Wherever the word "image" turns up in a line of the entries, copy that line.

>> START INPUT FOR THIS TASK

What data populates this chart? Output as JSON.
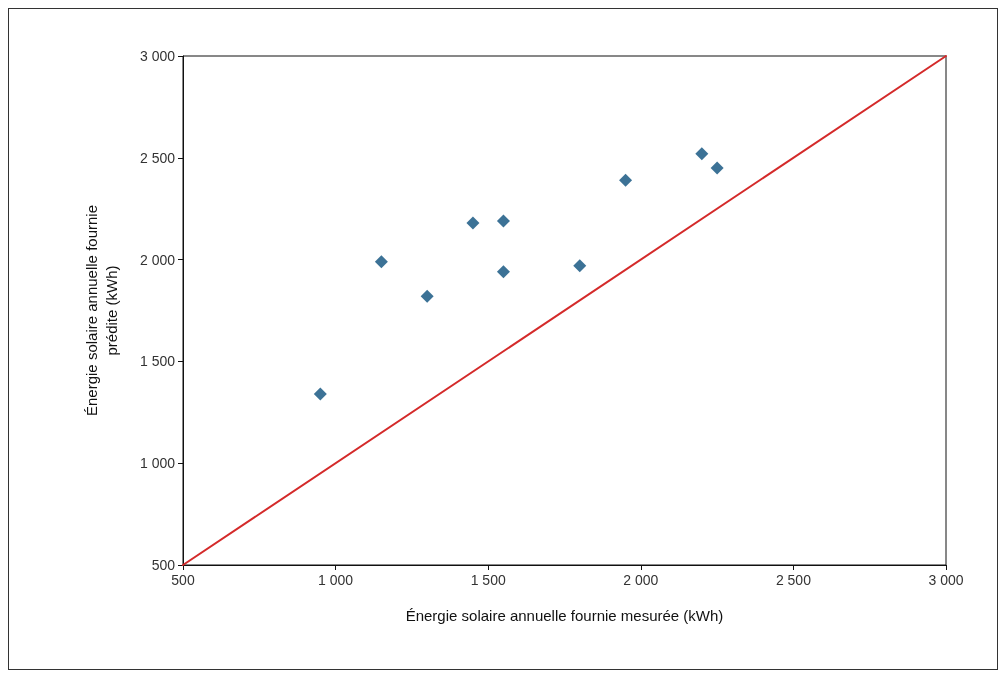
{
  "chart_data": {
    "type": "scatter",
    "xlabel": "Énergie solaire annuelle fournie mesurée (kWh)",
    "ylabel": "Énergie solaire annuelle fournie\nprédite (kWh)",
    "series": [
      {
        "color": "#0b4f7c",
        "marker": "diamond",
        "x": [
          950,
          1150,
          1300,
          1450,
          1550,
          1550,
          1800,
          1950,
          2200,
          2250
        ],
        "values": [
          1340,
          1990,
          1820,
          2180,
          2190,
          1940,
          1970,
          2390,
          2520,
          2450
        ]
      },
      {
        "type": "line",
        "color": "#d42a2a",
        "marker": "none",
        "line_style": "solid",
        "x": [
          500,
          3000
        ],
        "values": [
          500,
          3000
        ]
      }
    ],
    "xlim": [
      500,
      3000
    ],
    "ylim": [
      500,
      3000
    ],
    "xticks": [
      500,
      {
        "value": 1000,
        "label": "1 000"
      },
      {
        "value": 1500,
        "label": "1 500"
      },
      {
        "value": 2000,
        "label": "2 000"
      },
      {
        "value": 2500,
        "label": "2 500"
      },
      {
        "value": 3000,
        "label": "3 000"
      }
    ],
    "yticks": [
      500,
      {
        "value": 1000,
        "label": "1 000"
      },
      {
        "value": 1500,
        "label": "1 500"
      },
      {
        "value": 2000,
        "label": "2 000"
      },
      {
        "value": 2500,
        "label": "2 500"
      },
      {
        "value": 3000,
        "label": "3 000"
      }
    ]
  }
}
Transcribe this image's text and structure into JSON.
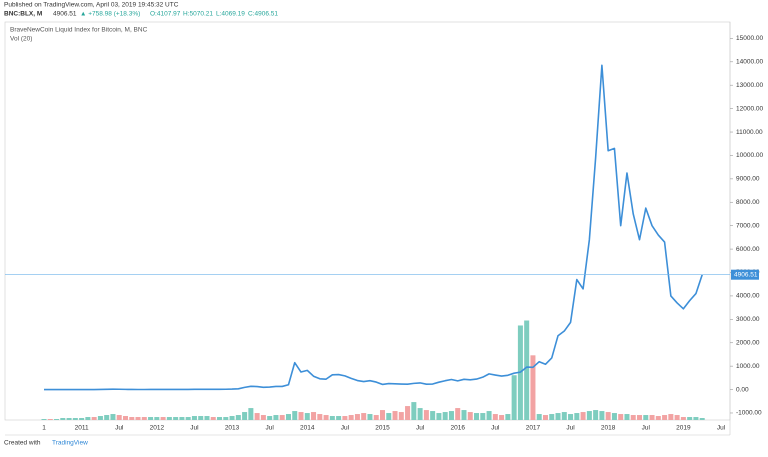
{
  "header": {
    "published": "Published on TradingView.com, April 03, 2019 19:45:32 UTC",
    "symbol": "BNC:BLX, M",
    "change": "▲ +758.98 (+18.3%)",
    "open": "O:4107.97",
    "high": "H:5070.21",
    "low": "L:4069.19",
    "close": "C:4906.51"
  },
  "footer": {
    "created": "Created with",
    "brand": "TradingView"
  },
  "chart_data": {
    "type": "line",
    "title": "BraveNewCoin Liquid Index for Bitcoin, M, BNC",
    "volume_title": "Vol (20)",
    "categories": [
      "1",
      null,
      null,
      null,
      null,
      null,
      "2011",
      null,
      null,
      null,
      null,
      null,
      "Jul",
      null,
      null,
      null,
      null,
      null,
      "2012",
      null,
      null,
      null,
      null,
      null,
      "Jul",
      null,
      null,
      null,
      null,
      null,
      "2013",
      null,
      null,
      null,
      null,
      null,
      "Jul",
      null,
      null,
      null,
      null,
      null,
      "2014",
      null,
      null,
      null,
      null,
      null,
      "Jul",
      null,
      null,
      null,
      null,
      null,
      "2015",
      null,
      null,
      null,
      null,
      null,
      "Jul",
      null,
      null,
      null,
      null,
      null,
      "2016",
      null,
      null,
      null,
      null,
      null,
      "Jul",
      null,
      null,
      null,
      null,
      null,
      "2017",
      null,
      null,
      null,
      null,
      null,
      "Jul",
      null,
      null,
      null,
      null,
      null,
      "2018",
      null,
      null,
      null,
      null,
      null,
      "Jul",
      null,
      null,
      null,
      null,
      null,
      "2019",
      null,
      null,
      null,
      null,
      null,
      "Jul"
    ],
    "series": [
      {
        "name": "BLX",
        "color": "#3d8fd8",
        "values": [
          0.07,
          0.06,
          0.06,
          0.2,
          0.28,
          0.3,
          0.5,
          0.9,
          0.8,
          3.5,
          8.7,
          16,
          13,
          8,
          5,
          3.2,
          3,
          4.7,
          5.5,
          4.9,
          4.9,
          5,
          5.2,
          6.7,
          9.3,
          10,
          12.4,
          11,
          12.5,
          13.5,
          20,
          33,
          93,
          139,
          129,
          97,
          106,
          135,
          133,
          205,
          1150,
          750,
          820,
          570,
          460,
          445,
          630,
          640,
          585,
          480,
          385,
          340,
          380,
          320,
          220,
          255,
          245,
          235,
          230,
          264,
          285,
          230,
          236,
          315,
          378,
          430,
          370,
          437,
          416,
          448,
          530,
          670,
          620,
          575,
          610,
          700,
          745,
          960,
          950,
          1190,
          1080,
          1350,
          2300,
          2500,
          2870,
          4700,
          4300,
          6400,
          9900,
          13850,
          10200,
          10300,
          7000,
          9250,
          7500,
          6400,
          7750,
          7000,
          6600,
          6300,
          4000,
          3700,
          3450,
          3800,
          4100,
          4906.51,
          null,
          null,
          null
        ]
      },
      {
        "name": "Vol",
        "axis": "y2",
        "up_color": "#7ecdbf",
        "down_color": "#f2a3a3",
        "values": [
          1,
          1,
          1,
          2,
          2,
          2,
          2,
          3,
          3,
          4,
          5,
          6,
          5,
          4,
          3,
          3,
          3,
          3,
          3,
          3,
          3,
          3,
          3,
          3,
          4,
          4,
          4,
          3,
          3,
          3,
          4,
          5,
          8,
          12,
          7,
          5,
          4,
          5,
          5,
          6,
          9,
          8,
          7,
          8,
          6,
          5,
          4,
          4,
          4,
          5,
          6,
          7,
          6,
          5,
          10,
          7,
          9,
          8,
          14,
          18,
          12,
          10,
          9,
          7,
          8,
          9,
          12,
          10,
          8,
          7,
          7,
          9,
          6,
          5,
          6,
          45,
          95,
          100,
          65,
          6,
          5,
          6,
          7,
          8,
          6,
          7,
          8,
          9,
          10,
          9,
          8,
          7,
          6,
          6,
          5,
          5,
          5,
          5,
          4,
          5,
          6,
          5,
          3,
          3,
          3,
          2,
          null,
          null,
          null
        ]
      }
    ],
    "ylim": [
      -1300,
      15700
    ],
    "yticks": [
      {
        "value": -1000,
        "label": "-1000.00"
      },
      {
        "value": 0,
        "label": "0.00"
      },
      {
        "value": 1000,
        "label": "1000.00"
      },
      {
        "value": 2000,
        "label": "2000.00"
      },
      {
        "value": 3000,
        "label": "3000.00"
      },
      {
        "value": 4000,
        "label": "4000.00"
      },
      {
        "value": 5000,
        "label": "5000.00"
      },
      {
        "value": 6000,
        "label": "6000.00"
      },
      {
        "value": 7000,
        "label": "7000.00"
      },
      {
        "value": 8000,
        "label": "8000.00"
      },
      {
        "value": 9000,
        "label": "9000.00"
      },
      {
        "value": 10000,
        "label": "10000.00"
      },
      {
        "value": 11000,
        "label": "11000.00"
      },
      {
        "value": 12000,
        "label": "12000.00"
      },
      {
        "value": 13000,
        "label": "13000.00"
      },
      {
        "value": 14000,
        "label": "14000.00"
      },
      {
        "value": 15000,
        "label": "15000.00"
      }
    ],
    "y2lim": [
      0,
      400
    ],
    "last_line_color": "#6fb3ea"
  }
}
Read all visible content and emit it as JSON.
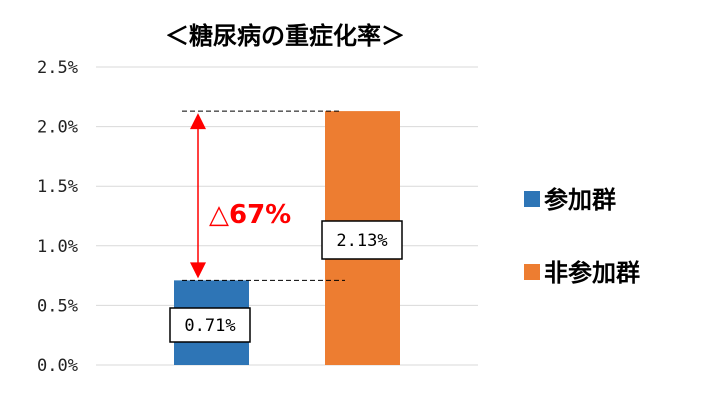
{
  "chart_data": {
    "type": "bar",
    "title": "＜糖尿病の重症化率＞",
    "categories": [
      "参加群",
      "非参加群"
    ],
    "values": [
      0.71,
      2.13
    ],
    "value_unit": "%",
    "data_labels": [
      "0.71%",
      "2.13%"
    ],
    "ylim": [
      0,
      2.5
    ],
    "yticks": [
      0.0,
      0.5,
      1.0,
      1.5,
      2.0,
      2.5
    ],
    "ytick_labels": [
      "0.0%",
      "0.5%",
      "1.0%",
      "1.5%",
      "2.0%",
      "2.5%"
    ],
    "grid": true,
    "legend_placement": "right",
    "legend": [
      {
        "label": "参加群",
        "color": "#2e75b6"
      },
      {
        "label": "非参加群",
        "color": "#ed7d31"
      }
    ],
    "annotation": "△67%"
  },
  "colors": {
    "grid": "#d9d9d9",
    "annotation": "#ff0000"
  }
}
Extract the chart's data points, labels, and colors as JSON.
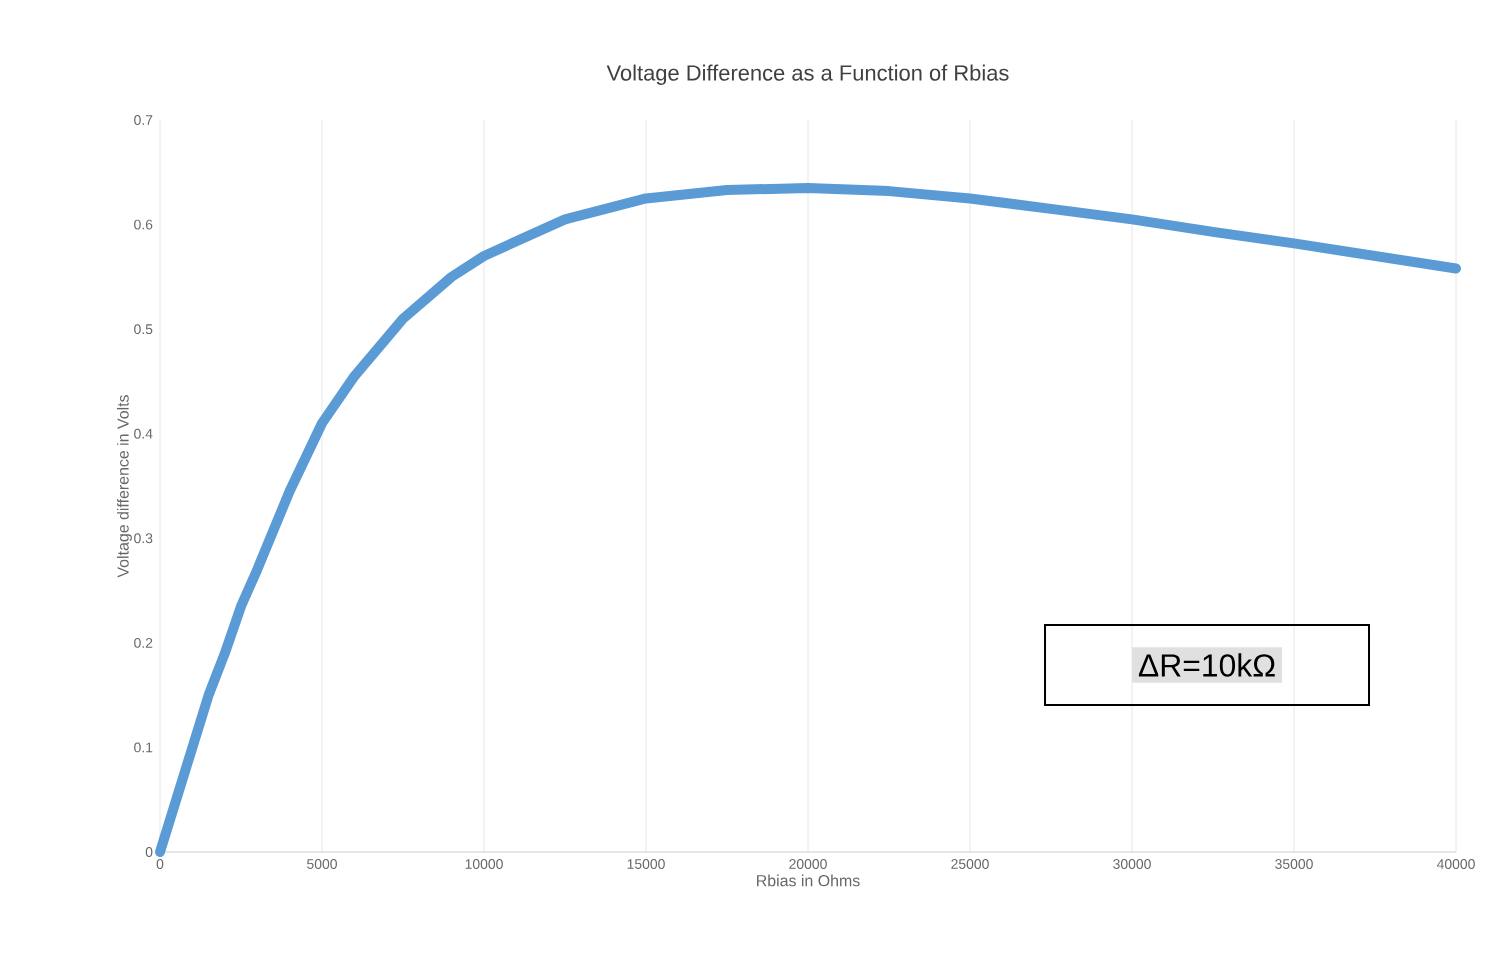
{
  "chart_data": {
    "type": "line",
    "title": "Voltage Difference as a Function of Rbias",
    "xlabel": "Rbias in Ohms",
    "ylabel": "Voltage difference in Volts",
    "x": [
      0,
      500,
      1000,
      1500,
      2000,
      2500,
      3000,
      4000,
      5000,
      6000,
      7500,
      9000,
      10000,
      12500,
      15000,
      17500,
      20000,
      22500,
      25000,
      27500,
      30000,
      32500,
      35000,
      37500,
      40000
    ],
    "series": [
      {
        "color": "#5b9bd5",
        "values": [
          0,
          0.05,
          0.1,
          0.15,
          0.19,
          0.235,
          0.27,
          0.345,
          0.41,
          0.455,
          0.51,
          0.55,
          0.57,
          0.605,
          0.625,
          0.633,
          0.635,
          0.632,
          0.625,
          0.615,
          0.605,
          0.593,
          0.582,
          0.57,
          0.558
        ]
      }
    ],
    "xlim": [
      0,
      40000
    ],
    "xticks": [
      0,
      5000,
      10000,
      15000,
      20000,
      25000,
      30000,
      35000,
      40000
    ],
    "ylim": [
      0,
      0.7
    ],
    "yticks": [
      0,
      0.1,
      0.2,
      0.3,
      0.4,
      0.5,
      0.6,
      0.7
    ],
    "grid": "x",
    "marker": "none",
    "line_style": "solid",
    "annotations": [
      "ΔR=10kΩ"
    ]
  }
}
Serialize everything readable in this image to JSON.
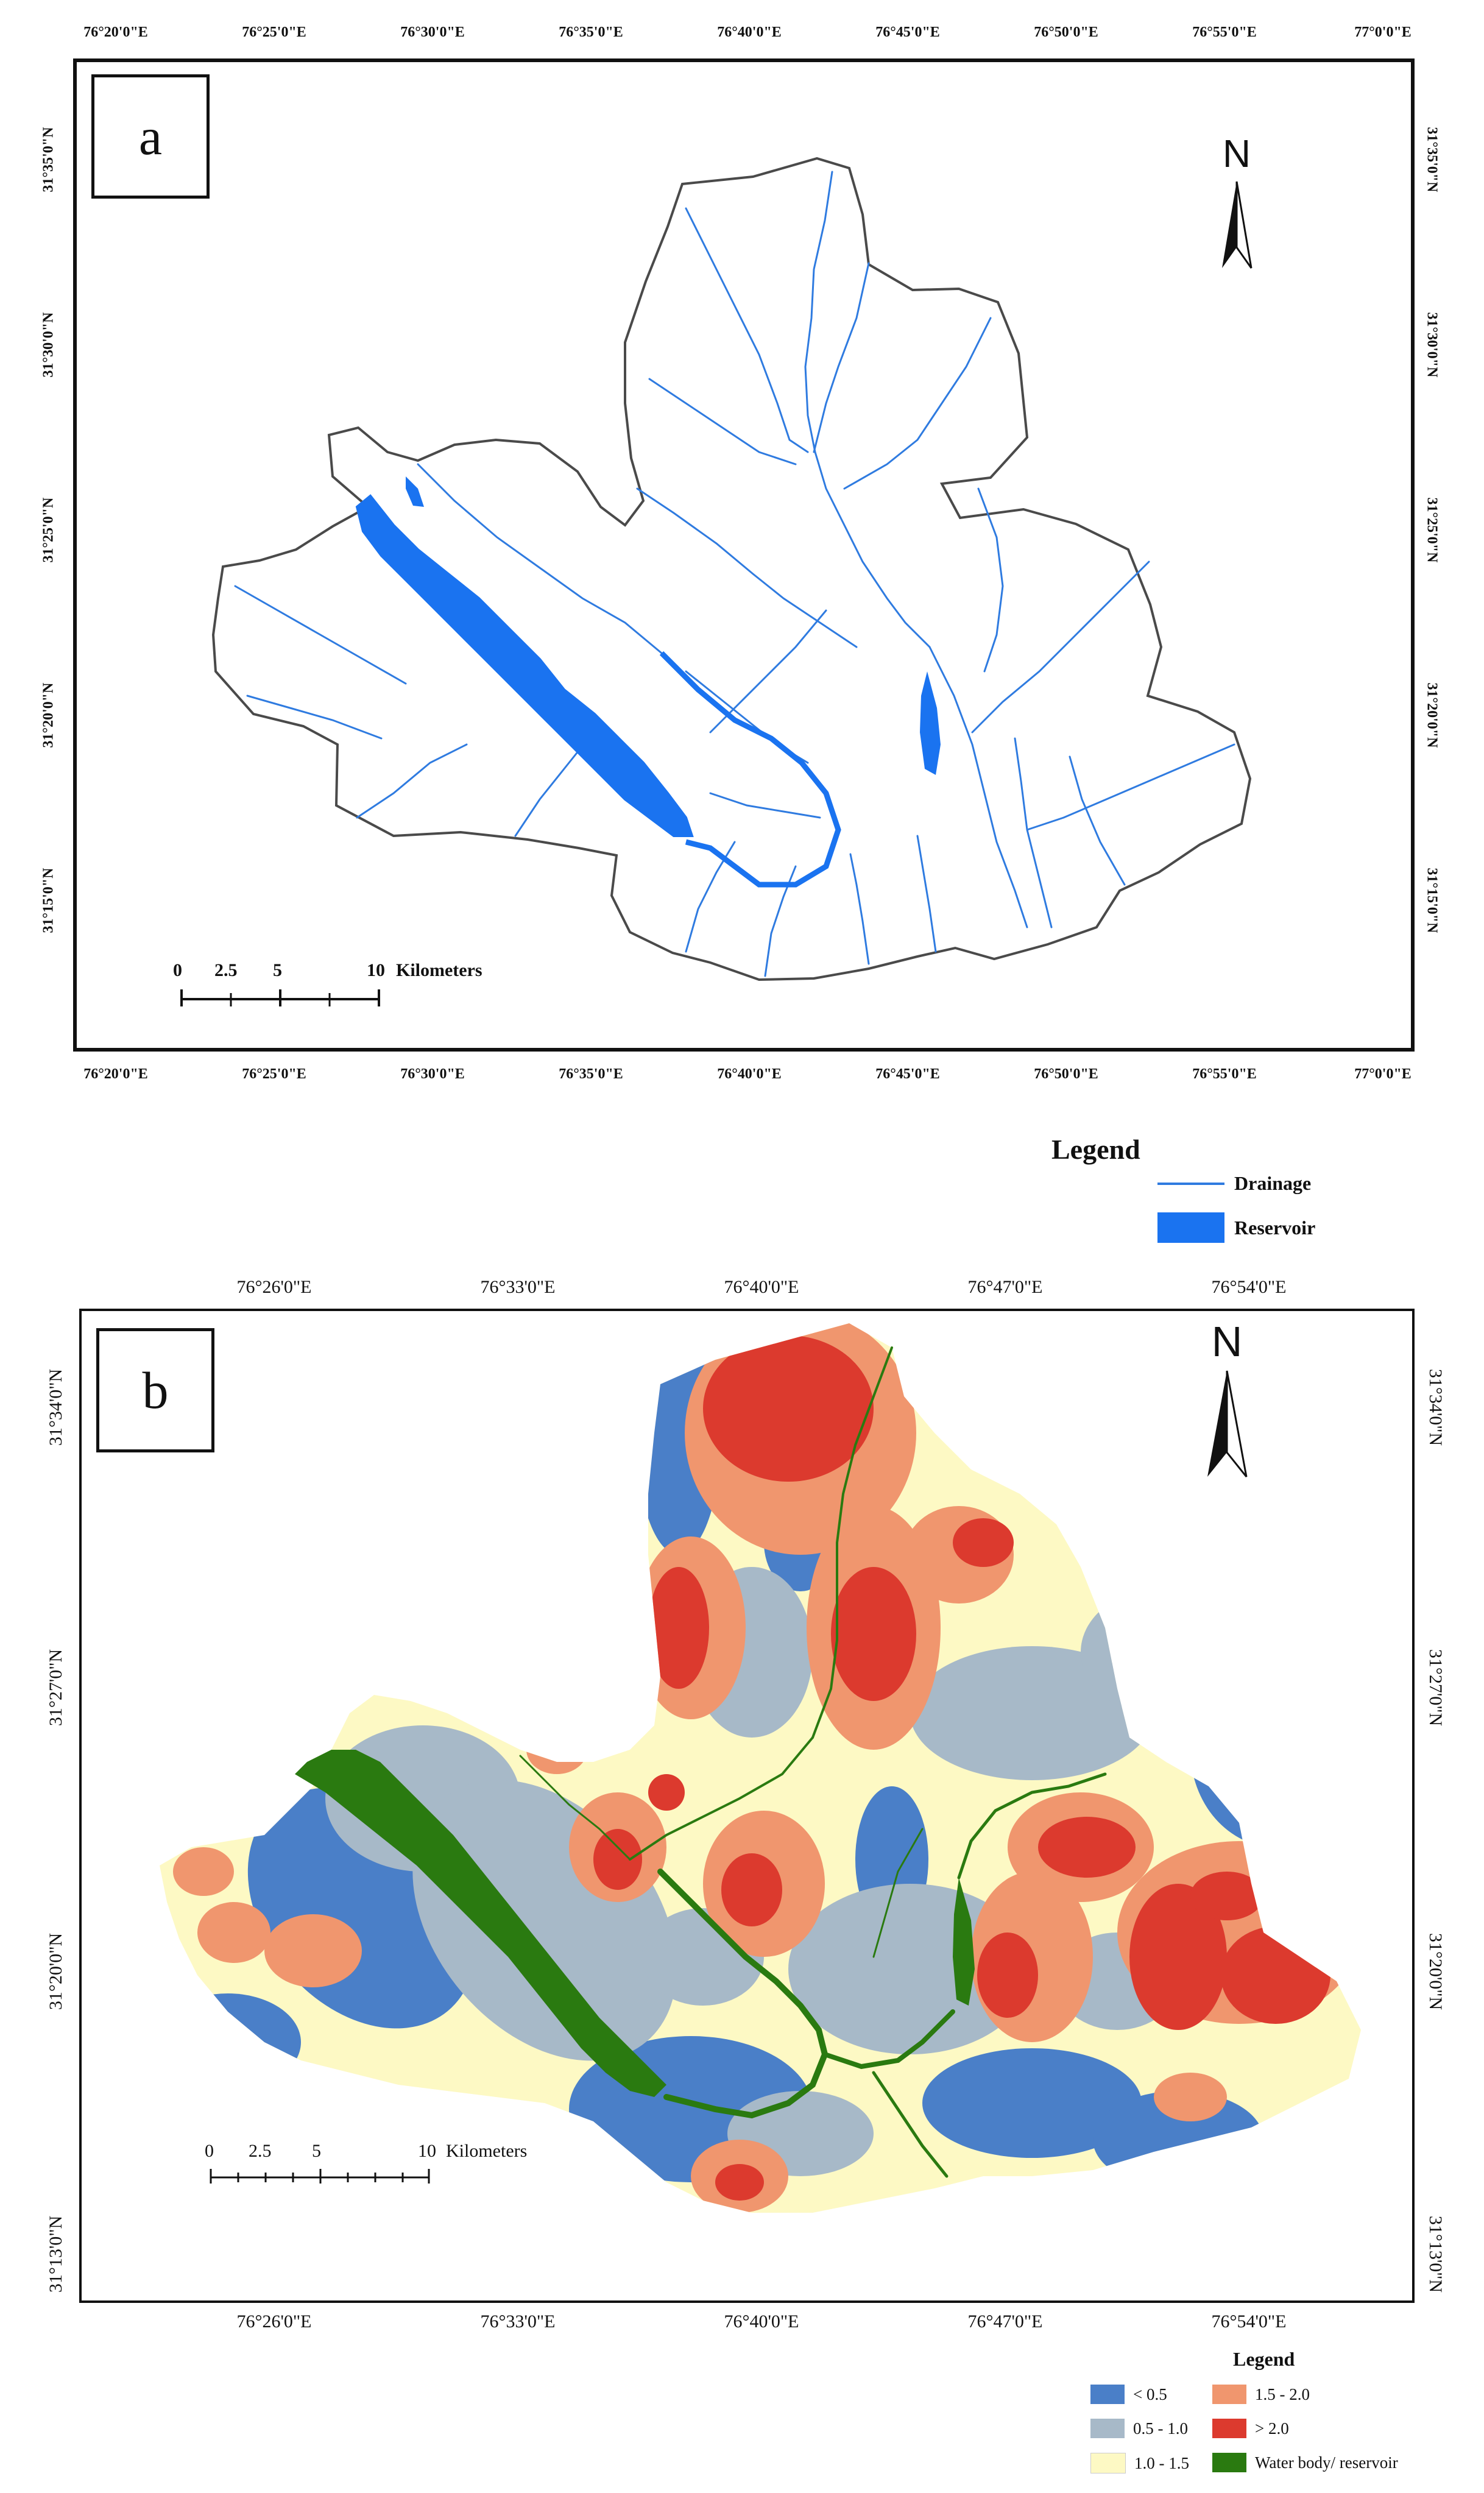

>> END INPUT FOR THIS TASK

EXPECTED OUTPUT ->
Transcribe this image's text and structure into JSON.
Serialize everything readable in this image to JSON.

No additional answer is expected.